TEXT SEGMENT =

BEGIN

# the new .357 auto



## varminthuntr

i heard about the new .357 auto and if anyone else wants to discuss it???


----------



## NDTerminator

If you're speaking of the 357 SIG, it's not new. It's been around a number of years.

It's currently THE fad round for Law Enforcement ( of which I'm one). The NDHP recently switched from S&W's in 45ACP to the 357 SIG in a semi-custom Sig auto. Near as I can tell, they selected this round/handgun mainly to be different.

Just a personal preference, but I don't want a handgun I'm betting my life on chambered for a bottle necked round. Mr. Murphy of Murphy's Law fame purely loves gunfights and that is one more thing to go wrong.

BTW, I'm firmly in the big bullet/moderate velocity camp and have had a love affair with the 45ACP for roughly 30 years now. Make mine a 1911 in 45ACP, thanks much.

The 357 SIG has not yet seen enough combat to get an idea if it will turn out to be a good choice for personal defense...


----------



## clampdaddy

I don't know do much about automatic pistol cartridges but I would think that a cartridge that has a shoulder would be a more reliable design for the reason that there is a shoulder to headspace againced instead of relieing on the case mouth to get the job done. Does the 357 sig headspace on the shoulder or does it use the mouth like most other automatic pistol rounds?


----------



## Bore.224

NDTerminator said:


> BTW, I'm firmly in the big bullet/moderate velocity camp and have had a love affair with the 45ACP for roughly 30 years now. Make mine a 1911 in 45ACP, thanks much.
> 
> The 357 SIG has not yet seen enough combat to get an idea if it will turn out to be a good choice for personal defense...

END

PROBLEMS TO SOLVE =
**a.** Answer these from the 357 SIG thread:
(i) What handgun and round did the NDHP use before switching to the 357 SIG?
(ii) For about how long has NDTerminator favored the 45ACP?
(iii) What part of the case does clampdaddy think a cartridge would more reliably headspace against?
**b.** In the 357 SIG thread, why doesn't NDTerminator want a carry handgun chambered for a bottle-necked round? Answer in one to three sentences.

DATASET ROWS =
BEGIN

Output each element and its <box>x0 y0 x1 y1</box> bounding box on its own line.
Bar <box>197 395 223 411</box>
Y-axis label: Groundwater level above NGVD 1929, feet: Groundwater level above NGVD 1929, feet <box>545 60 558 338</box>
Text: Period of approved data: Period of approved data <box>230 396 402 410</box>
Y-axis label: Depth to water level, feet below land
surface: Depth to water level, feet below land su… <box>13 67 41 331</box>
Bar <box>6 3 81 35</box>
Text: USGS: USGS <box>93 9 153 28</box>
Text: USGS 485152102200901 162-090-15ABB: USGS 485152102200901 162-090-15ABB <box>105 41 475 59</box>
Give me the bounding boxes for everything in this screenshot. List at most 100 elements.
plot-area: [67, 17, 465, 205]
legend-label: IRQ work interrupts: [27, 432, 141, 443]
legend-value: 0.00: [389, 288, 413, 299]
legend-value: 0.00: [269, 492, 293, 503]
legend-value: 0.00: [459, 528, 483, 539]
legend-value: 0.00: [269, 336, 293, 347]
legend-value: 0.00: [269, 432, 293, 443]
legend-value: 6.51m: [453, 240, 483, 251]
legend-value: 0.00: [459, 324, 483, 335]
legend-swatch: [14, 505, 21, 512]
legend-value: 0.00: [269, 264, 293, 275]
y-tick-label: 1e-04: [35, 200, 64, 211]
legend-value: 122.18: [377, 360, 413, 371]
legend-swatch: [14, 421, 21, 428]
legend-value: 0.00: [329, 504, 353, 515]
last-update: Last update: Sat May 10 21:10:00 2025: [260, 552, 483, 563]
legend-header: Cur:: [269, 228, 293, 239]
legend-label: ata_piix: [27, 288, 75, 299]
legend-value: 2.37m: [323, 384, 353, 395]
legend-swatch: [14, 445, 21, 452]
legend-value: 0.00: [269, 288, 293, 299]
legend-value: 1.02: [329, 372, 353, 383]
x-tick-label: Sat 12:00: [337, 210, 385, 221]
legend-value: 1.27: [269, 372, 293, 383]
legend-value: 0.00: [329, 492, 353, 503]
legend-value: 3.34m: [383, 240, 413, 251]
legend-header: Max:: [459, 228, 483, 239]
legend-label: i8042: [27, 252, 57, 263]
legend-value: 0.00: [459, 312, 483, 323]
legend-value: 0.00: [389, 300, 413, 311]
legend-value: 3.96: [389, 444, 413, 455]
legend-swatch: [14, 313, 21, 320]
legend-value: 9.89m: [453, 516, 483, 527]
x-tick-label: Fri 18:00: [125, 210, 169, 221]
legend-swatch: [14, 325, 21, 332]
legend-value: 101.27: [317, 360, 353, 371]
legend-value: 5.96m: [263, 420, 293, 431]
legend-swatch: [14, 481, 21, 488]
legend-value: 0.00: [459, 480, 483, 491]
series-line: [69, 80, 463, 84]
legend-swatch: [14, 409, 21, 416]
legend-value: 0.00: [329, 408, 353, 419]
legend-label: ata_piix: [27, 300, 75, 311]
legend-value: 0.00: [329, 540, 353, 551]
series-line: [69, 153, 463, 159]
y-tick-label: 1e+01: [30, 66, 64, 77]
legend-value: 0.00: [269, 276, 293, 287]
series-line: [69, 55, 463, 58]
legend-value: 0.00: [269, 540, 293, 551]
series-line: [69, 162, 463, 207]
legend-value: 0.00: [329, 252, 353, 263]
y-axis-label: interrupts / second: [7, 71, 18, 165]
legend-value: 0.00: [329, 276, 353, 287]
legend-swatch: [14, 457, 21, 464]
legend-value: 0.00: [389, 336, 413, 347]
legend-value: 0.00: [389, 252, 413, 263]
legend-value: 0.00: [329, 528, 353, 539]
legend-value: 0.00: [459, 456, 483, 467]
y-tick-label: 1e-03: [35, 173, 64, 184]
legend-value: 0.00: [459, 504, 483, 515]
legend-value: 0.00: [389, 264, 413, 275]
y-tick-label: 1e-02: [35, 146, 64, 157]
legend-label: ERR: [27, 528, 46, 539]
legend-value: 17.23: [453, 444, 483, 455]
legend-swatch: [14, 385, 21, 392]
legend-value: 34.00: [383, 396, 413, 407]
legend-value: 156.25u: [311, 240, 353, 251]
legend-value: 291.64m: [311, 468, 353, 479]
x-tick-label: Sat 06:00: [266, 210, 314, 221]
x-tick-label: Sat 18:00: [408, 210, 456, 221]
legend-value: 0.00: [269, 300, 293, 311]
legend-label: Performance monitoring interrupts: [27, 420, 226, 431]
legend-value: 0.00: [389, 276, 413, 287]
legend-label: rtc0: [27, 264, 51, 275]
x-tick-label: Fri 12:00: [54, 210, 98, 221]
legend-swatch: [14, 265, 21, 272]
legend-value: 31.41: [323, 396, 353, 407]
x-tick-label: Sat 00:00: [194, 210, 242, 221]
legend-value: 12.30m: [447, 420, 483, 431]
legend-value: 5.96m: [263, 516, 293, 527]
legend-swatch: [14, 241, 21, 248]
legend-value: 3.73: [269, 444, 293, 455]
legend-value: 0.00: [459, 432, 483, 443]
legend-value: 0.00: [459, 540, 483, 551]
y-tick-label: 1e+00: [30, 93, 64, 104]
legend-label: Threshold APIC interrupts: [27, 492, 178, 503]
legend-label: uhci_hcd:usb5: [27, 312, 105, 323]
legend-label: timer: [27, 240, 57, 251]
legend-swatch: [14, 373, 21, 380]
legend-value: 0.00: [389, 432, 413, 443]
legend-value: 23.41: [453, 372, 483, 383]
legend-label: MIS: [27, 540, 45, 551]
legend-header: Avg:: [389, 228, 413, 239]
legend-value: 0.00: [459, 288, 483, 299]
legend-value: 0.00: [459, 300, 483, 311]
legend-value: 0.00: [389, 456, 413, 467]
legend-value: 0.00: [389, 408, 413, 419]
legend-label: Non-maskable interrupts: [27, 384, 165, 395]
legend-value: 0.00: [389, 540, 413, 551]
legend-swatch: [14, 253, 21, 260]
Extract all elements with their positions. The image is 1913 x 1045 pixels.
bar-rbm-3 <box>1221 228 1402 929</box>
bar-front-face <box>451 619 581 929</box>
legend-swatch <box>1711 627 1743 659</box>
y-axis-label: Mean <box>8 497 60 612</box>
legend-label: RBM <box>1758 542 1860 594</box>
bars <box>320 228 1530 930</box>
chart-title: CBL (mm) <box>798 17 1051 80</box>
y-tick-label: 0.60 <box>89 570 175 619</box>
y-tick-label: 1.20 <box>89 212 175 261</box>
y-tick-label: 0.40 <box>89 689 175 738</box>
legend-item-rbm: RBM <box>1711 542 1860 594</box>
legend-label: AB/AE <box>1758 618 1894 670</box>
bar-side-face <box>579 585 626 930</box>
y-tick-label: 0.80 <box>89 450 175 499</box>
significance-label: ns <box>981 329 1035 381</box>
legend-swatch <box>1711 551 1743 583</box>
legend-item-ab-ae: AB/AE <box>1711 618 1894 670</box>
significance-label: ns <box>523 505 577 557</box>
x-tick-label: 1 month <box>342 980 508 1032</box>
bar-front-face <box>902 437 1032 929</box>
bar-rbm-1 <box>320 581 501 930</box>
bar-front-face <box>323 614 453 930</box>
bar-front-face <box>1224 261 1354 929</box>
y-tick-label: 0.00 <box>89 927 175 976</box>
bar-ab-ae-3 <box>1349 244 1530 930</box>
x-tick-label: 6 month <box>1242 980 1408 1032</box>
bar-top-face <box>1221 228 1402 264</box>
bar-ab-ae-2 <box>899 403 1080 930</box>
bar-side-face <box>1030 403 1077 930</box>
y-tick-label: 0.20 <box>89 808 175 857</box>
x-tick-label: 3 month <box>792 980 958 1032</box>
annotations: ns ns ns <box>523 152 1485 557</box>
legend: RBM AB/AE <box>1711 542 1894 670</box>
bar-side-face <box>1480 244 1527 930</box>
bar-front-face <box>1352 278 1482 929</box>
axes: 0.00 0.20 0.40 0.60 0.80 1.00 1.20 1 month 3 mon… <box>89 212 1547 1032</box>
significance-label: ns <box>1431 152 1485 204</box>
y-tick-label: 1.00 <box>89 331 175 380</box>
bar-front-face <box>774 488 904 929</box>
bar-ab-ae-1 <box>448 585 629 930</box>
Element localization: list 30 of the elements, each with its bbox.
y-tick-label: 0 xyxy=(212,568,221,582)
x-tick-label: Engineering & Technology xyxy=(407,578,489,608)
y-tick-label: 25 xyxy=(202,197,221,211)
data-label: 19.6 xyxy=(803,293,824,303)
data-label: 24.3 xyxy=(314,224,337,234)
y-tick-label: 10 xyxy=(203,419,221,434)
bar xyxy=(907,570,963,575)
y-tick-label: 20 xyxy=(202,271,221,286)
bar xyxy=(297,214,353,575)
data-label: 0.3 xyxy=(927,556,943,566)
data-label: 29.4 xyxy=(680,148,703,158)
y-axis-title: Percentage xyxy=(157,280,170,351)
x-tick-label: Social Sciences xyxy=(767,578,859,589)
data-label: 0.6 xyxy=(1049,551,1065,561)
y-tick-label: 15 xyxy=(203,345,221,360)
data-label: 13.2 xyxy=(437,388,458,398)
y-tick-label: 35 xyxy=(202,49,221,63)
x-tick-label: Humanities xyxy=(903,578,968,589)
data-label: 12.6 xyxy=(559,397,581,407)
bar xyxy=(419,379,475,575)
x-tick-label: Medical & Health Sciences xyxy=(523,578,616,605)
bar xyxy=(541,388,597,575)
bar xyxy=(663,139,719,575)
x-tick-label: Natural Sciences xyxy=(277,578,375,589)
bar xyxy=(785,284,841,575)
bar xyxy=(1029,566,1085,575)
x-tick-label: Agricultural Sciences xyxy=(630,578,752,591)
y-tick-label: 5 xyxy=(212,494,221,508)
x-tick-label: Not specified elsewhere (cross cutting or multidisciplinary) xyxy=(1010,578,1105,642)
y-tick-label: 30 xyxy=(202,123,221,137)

END

TASK ANSWERS =
**a.**
(i) S&W's in 45ACP.
(ii) Roughly 30 years.
(iii) The shoulder, instead of the case mouth.

**b.** NDTerminator sees a bottle-necked round as one more thing that could go wrong in a gunfight. Citing Mr. Murphy of Murphy's Law, NDTerminator says Murphy "purely loves gunfights," and that risk matters in a handgun NDTerminator is betting a life on.